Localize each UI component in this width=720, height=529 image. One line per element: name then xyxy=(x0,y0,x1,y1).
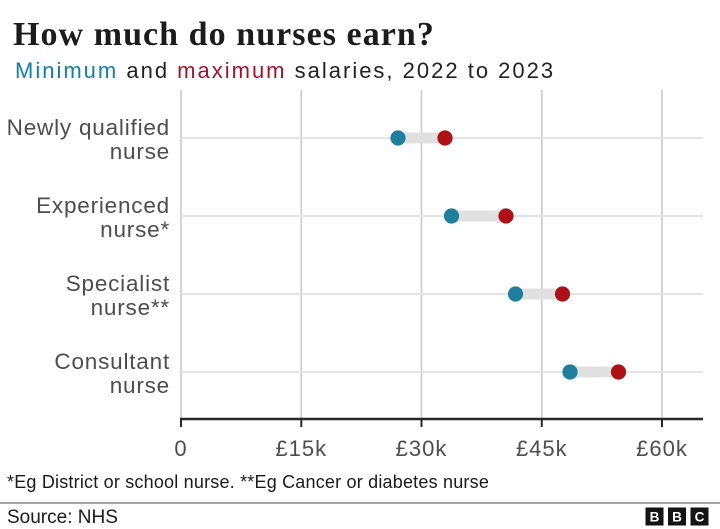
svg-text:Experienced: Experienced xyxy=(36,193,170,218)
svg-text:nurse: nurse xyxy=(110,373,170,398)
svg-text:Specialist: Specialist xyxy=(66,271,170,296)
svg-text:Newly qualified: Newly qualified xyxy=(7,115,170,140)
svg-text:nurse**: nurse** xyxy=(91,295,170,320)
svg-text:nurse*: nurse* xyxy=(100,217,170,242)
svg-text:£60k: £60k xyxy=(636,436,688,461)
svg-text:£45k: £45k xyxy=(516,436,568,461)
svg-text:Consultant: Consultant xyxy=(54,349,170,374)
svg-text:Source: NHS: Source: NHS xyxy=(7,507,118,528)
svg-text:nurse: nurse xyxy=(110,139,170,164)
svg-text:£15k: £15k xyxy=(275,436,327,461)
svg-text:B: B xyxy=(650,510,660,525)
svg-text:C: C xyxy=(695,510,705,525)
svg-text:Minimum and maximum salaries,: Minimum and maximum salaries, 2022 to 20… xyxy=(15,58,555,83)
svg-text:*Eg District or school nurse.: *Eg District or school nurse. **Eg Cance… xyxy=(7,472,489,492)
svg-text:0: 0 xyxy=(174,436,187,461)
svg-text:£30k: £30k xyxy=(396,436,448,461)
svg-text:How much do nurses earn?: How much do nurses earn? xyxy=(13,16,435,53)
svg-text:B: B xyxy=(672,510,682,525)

=====

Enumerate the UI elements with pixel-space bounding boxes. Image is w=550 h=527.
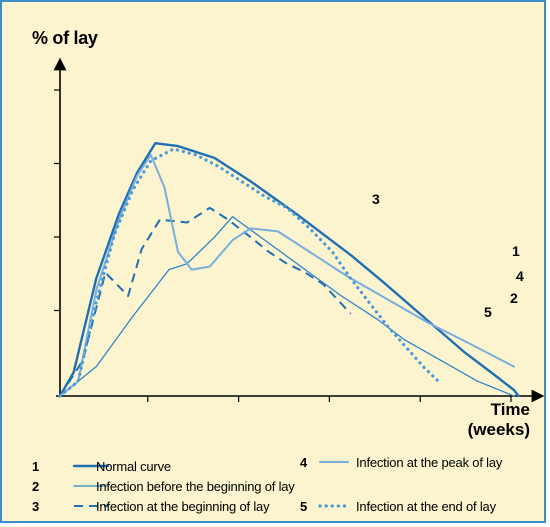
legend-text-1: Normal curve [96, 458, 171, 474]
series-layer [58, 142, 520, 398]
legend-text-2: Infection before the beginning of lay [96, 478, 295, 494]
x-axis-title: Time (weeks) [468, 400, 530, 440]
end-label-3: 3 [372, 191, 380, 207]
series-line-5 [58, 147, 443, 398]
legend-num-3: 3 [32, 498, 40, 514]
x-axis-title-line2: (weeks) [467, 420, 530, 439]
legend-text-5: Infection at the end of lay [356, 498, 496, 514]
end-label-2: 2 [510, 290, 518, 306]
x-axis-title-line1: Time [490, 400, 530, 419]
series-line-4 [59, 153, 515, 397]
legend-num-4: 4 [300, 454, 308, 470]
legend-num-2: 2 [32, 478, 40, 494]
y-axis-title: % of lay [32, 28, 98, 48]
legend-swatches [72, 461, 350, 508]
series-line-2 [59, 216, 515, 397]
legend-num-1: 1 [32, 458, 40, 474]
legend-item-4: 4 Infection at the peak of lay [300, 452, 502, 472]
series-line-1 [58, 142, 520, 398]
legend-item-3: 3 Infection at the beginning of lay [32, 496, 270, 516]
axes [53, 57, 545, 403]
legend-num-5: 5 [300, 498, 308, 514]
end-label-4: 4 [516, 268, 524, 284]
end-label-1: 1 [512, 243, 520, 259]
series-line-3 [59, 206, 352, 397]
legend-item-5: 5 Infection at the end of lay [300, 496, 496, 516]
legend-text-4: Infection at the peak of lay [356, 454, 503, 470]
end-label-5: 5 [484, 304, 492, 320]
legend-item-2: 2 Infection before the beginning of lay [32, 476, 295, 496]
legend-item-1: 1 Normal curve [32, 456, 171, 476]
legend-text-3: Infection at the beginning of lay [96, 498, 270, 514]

=====

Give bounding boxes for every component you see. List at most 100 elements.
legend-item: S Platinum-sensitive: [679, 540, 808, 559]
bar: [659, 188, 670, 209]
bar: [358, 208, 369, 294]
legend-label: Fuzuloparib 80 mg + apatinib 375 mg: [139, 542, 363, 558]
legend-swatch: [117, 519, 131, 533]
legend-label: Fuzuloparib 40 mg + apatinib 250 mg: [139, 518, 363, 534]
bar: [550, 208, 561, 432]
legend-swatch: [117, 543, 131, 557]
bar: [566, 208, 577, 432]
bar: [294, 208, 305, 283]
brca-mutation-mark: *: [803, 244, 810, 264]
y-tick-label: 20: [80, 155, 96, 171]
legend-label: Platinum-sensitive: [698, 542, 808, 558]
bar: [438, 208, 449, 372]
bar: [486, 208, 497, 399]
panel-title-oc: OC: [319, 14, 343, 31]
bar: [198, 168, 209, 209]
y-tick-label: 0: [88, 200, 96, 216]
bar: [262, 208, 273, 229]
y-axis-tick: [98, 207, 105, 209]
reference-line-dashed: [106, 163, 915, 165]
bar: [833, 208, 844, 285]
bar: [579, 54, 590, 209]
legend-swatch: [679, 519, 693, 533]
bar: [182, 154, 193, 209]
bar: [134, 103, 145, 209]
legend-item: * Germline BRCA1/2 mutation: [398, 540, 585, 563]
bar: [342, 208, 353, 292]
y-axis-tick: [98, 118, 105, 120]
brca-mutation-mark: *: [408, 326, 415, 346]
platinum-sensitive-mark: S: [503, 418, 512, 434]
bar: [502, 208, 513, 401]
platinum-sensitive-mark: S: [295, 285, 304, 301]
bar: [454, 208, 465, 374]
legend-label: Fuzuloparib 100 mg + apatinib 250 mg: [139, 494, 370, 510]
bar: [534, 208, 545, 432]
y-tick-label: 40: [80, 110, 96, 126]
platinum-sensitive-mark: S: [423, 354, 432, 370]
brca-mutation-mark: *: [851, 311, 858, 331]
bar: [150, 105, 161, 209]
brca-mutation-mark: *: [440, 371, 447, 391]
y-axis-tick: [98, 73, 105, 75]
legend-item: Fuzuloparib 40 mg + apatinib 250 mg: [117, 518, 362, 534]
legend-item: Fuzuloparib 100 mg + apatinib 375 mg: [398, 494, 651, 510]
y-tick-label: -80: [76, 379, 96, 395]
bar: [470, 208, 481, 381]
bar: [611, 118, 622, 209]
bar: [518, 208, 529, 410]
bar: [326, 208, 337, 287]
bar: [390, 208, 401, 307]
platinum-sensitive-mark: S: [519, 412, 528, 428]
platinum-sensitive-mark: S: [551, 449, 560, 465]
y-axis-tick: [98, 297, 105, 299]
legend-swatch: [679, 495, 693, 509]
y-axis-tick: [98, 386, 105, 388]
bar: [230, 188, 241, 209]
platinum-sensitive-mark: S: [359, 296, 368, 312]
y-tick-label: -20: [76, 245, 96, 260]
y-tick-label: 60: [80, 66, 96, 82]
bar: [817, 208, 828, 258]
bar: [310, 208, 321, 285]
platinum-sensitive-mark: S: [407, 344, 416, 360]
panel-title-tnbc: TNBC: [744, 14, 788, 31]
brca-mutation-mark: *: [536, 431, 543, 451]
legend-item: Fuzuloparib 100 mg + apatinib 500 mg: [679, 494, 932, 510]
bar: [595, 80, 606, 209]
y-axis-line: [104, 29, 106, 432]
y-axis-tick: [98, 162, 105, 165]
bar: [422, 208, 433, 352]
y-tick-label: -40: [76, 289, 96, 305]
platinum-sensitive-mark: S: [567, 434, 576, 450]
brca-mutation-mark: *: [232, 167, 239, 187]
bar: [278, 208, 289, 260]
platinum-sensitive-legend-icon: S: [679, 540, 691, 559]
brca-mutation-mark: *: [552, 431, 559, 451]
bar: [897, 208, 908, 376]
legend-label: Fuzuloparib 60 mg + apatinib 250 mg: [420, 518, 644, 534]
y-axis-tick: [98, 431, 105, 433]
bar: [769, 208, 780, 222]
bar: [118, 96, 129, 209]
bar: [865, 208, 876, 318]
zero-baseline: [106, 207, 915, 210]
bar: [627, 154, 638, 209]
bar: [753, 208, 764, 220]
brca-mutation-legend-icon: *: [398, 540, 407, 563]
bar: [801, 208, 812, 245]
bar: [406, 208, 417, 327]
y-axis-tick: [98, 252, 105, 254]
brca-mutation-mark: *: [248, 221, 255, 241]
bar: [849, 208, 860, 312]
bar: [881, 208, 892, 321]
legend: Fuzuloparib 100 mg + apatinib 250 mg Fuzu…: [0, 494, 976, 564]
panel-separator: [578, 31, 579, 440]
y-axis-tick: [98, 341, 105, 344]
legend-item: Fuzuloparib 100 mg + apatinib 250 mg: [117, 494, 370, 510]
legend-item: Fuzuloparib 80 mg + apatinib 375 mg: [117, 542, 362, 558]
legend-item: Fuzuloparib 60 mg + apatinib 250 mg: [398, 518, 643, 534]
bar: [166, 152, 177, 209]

=====

## Aim of the exercise
Rewrite the part of the listing that opens with the line containing "legend-text-1: Normal curve" and closes with the line containing "legend-num-3: 3 [32, 498, 40, 514]", changing "weeks" to "days" and leaving everything else as it is.

## Correct response
legend-text-1: Normal curve [96, 458, 171, 474]
series-layer [58, 142, 520, 398]
legend-text-2: Infection before the beginning of lay [96, 478, 295, 494]
x-axis-title: Time (days) [468, 400, 530, 440]
end-label-3: 3 [372, 191, 380, 207]
series-line-5 [58, 147, 443, 398]
legend-num-3: 3 [32, 498, 40, 514]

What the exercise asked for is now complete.